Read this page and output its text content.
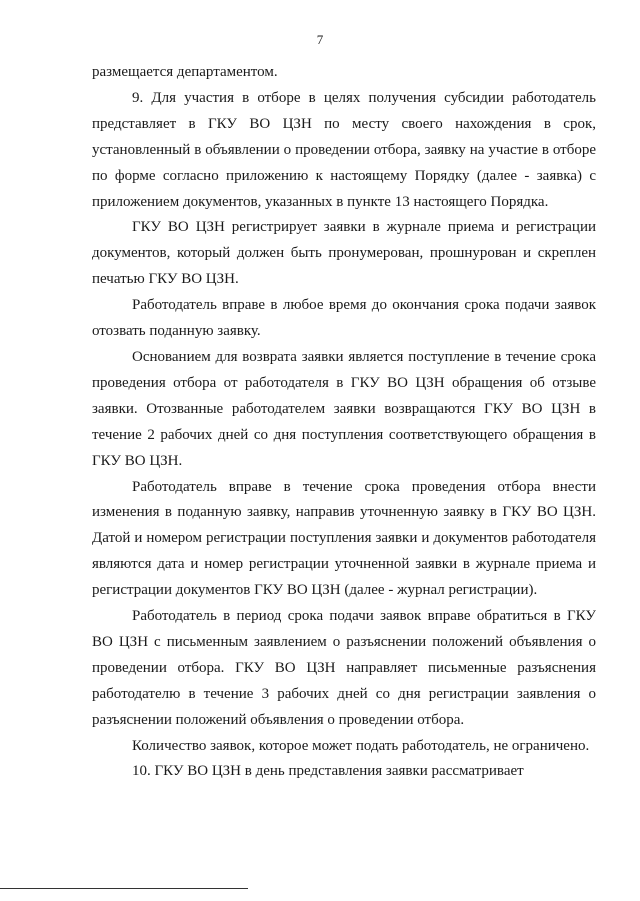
7

размещается департаментом.

9. Для участия в отборе в целях получения субсидии работодатель представляет в ГКУ ВО ЦЗН по месту своего нахождения в срок, установленный в объявлении о проведении отбора, заявку на участие в отборе по форме согласно приложению к настоящему Порядку (далее - заявка) с приложением документов, указанных в пункте 13 настоящего Порядка.

ГКУ ВО ЦЗН регистрирует заявки в журнале приема и регистрации документов, который должен быть пронумерован, прошнурован и скреплен печатью ГКУ ВО ЦЗН.

Работодатель вправе в любое время до окончания срока подачи заявок отозвать поданную заявку.

Основанием для возврата заявки является поступление в течение срока проведения отбора от работодателя в ГКУ ВО ЦЗН обращения об отзыве заявки. Отозванные работодателем заявки возвращаются ГКУ ВО ЦЗН в течение 2 рабочих дней со дня поступления соответствующего обращения в ГКУ ВО ЦЗН.

Работодатель вправе в течение срока проведения отбора внести изменения в поданную заявку, направив уточненную заявку в ГКУ ВО ЦЗН. Датой и номером регистрации поступления заявки и документов работодателя являются дата и номер регистрации уточненной заявки в журнале приема и регистрации документов ГКУ ВО ЦЗН (далее - журнал регистрации).

Работодатель в период срока подачи заявок вправе обратиться в ГКУ ВО ЦЗН с письменным заявлением о разъяснении положений объявления о проведении отбора. ГКУ ВО ЦЗН направляет письменные разъяснения работодателю в течение 3 рабочих дней со дня регистрации заявления о разъяснении положений объявления о проведении отбора.

Количество заявок, которое может подать работодатель, не ограничено.

10. ГКУ ВО ЦЗН в день представления заявки рассматривает
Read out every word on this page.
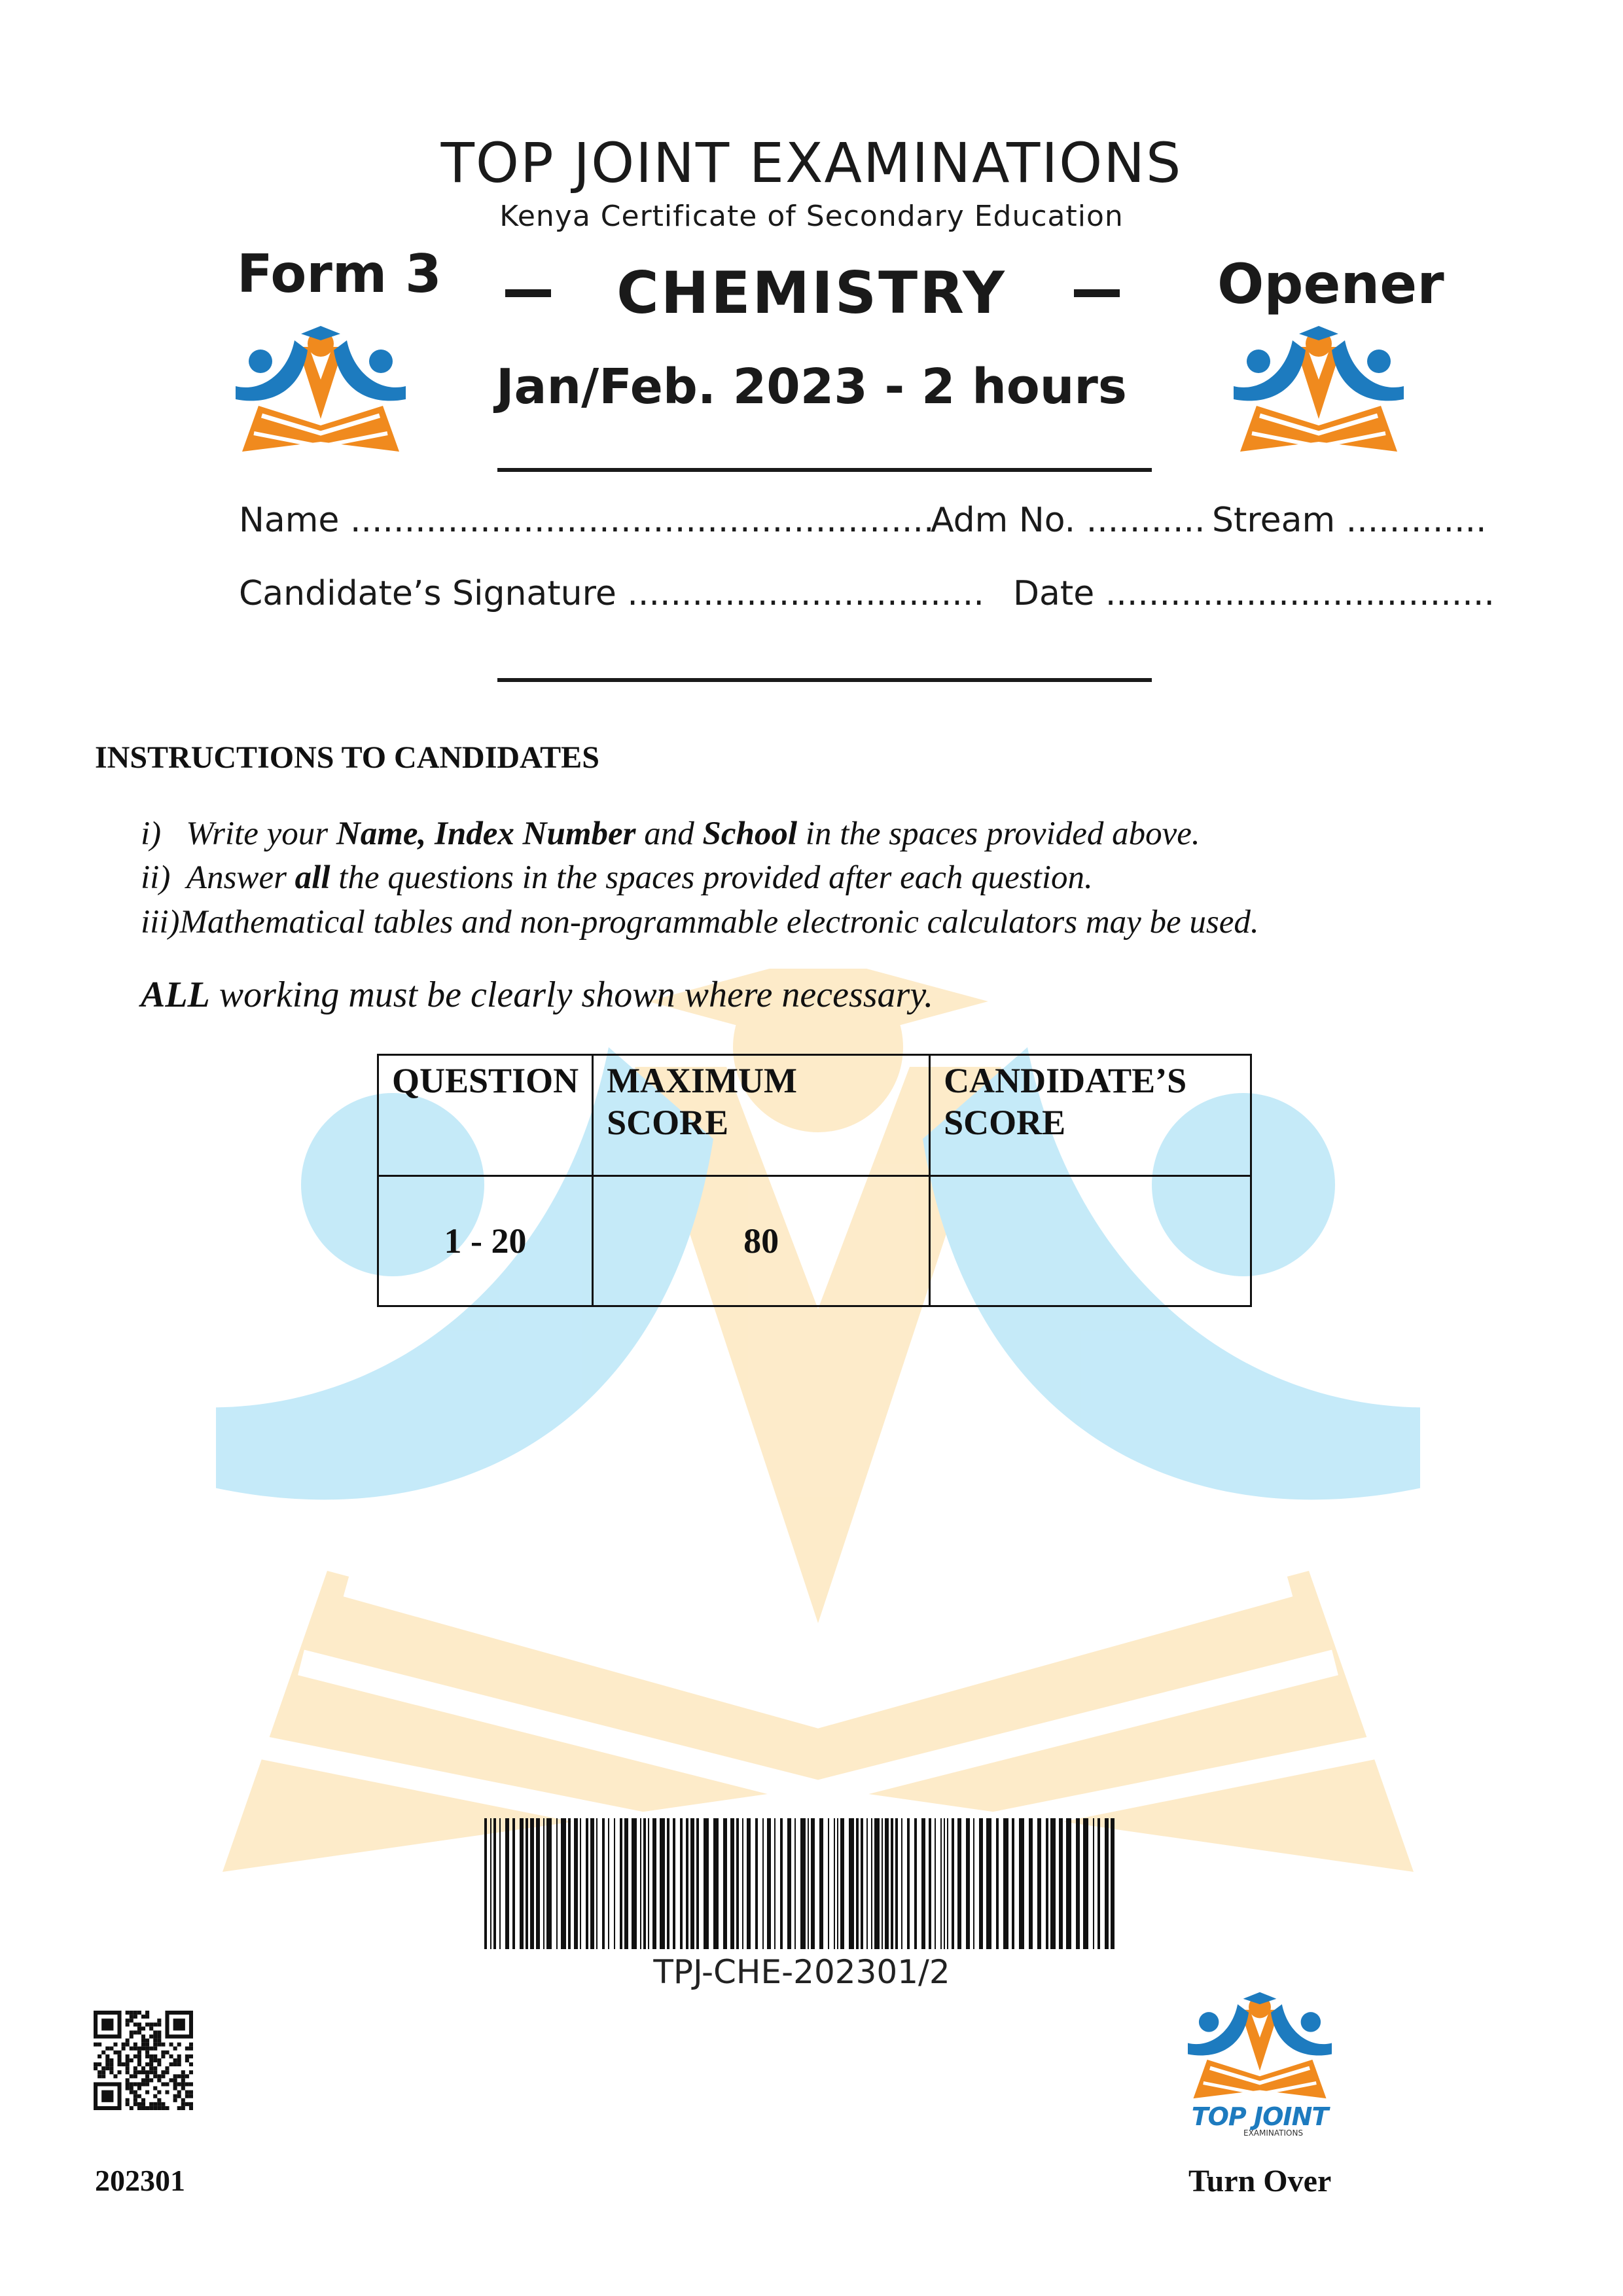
TOP JOINT EXAMINATIONS
Kenya Certificate of Secondary Education
Form 3	CHEMISTRY	Opener
Jan/Feb. 2023 - 2 hours
Name ......................................................
Adm No. ........... Stream .............
Candidate’s Signature ................................. Date ....................................
INSTRUCTIONS TO CANDIDATES
i) Write your Name, Index Number and School in the spaces provided above.
ii) Answer all the questions in the spaces provided after each question.
iii)Mathematical tables and non-programmable electronic calculators may be used.
ALL working must be clearly shown where necessary.
QUESTION	MAXIMUM SCORE	CANDIDATE’S SCORE
1 - 20	80	
TPJ-CHE-202301/2
202301
TOP JOINT
EXAMINATIONS
Turn Over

::::

#### [BRIEF]
In the copy, include no pictures; restate the listing above exactly.

#### [SOLUTION TO THE PROBLEM]
Read this page and output its text content.
7

размещается департаментом.

9. Для участия в отборе в целях получения субсидии работодатель представляет в ГКУ ВО ЦЗН по месту своего нахождения в срок, установленный в объявлении о проведении отбора, заявку на участие в отборе по форме согласно приложению к настоящему Порядку (далее - заявка) с приложением документов, указанных в пункте 13 настоящего Порядка.

ГКУ ВО ЦЗН регистрирует заявки в журнале приема и регистрации документов, который должен быть пронумерован, прошнурован и скреплен печатью ГКУ ВО ЦЗН.

Работодатель вправе в любое время до окончания срока подачи заявок отозвать поданную заявку.

Основанием для возврата заявки является поступление в течение срока проведения отбора от работодателя в ГКУ ВО ЦЗН обращения об отзыве заявки. Отозванные работодателем заявки возвращаются ГКУ ВО ЦЗН в течение 2 рабочих дней со дня поступления соответствующего обращения в ГКУ ВО ЦЗН.

Работодатель вправе в течение срока проведения отбора внести изменения в поданную заявку, направив уточненную заявку в ГКУ ВО ЦЗН. Датой и номером регистрации поступления заявки и документов работодателя являются дата и номер регистрации уточненной заявки в журнале приема и регистрации документов ГКУ ВО ЦЗН (далее - журнал регистрации).

Работодатель в период срока подачи заявок вправе обратиться в ГКУ ВО ЦЗН с письменным заявлением о разъяснении положений объявления о проведении отбора. ГКУ ВО ЦЗН направляет письменные разъяснения работодателю в течение 3 рабочих дней со дня регистрации заявления о разъяснении положений объявления о проведении отбора.

Количество заявок, которое может подать работодатель, не ограничено.

10. ГКУ ВО ЦЗН в день представления заявки рассматривает
Read out every word on this page.
TOP JOINT EXAMINATIONS
Kenya Certificate of Secondary Education
Form 3	CHEMISTRY	Opener
Jan/Feb. 2023 - 2 hours
Name ......................................................
Adm No. ........... Stream .............
Candidate’s Signature ................................. Date ....................................
INSTRUCTIONS TO CANDIDATES
i) Write your Name, Index Number and School in the spaces provided above.
ii) Answer all the questions in the spaces provided after each question.
iii)Mathematical tables and non-programmable electronic calculators may be used.
ALL working must be clearly shown where necessary.
QUESTION	MAXIMUM SCORE	CANDIDATE’S SCORE
1 - 20	80	
TPJ-CHE-202301/2
202301
TOP JOINT
EXAMINATIONS
Turn Over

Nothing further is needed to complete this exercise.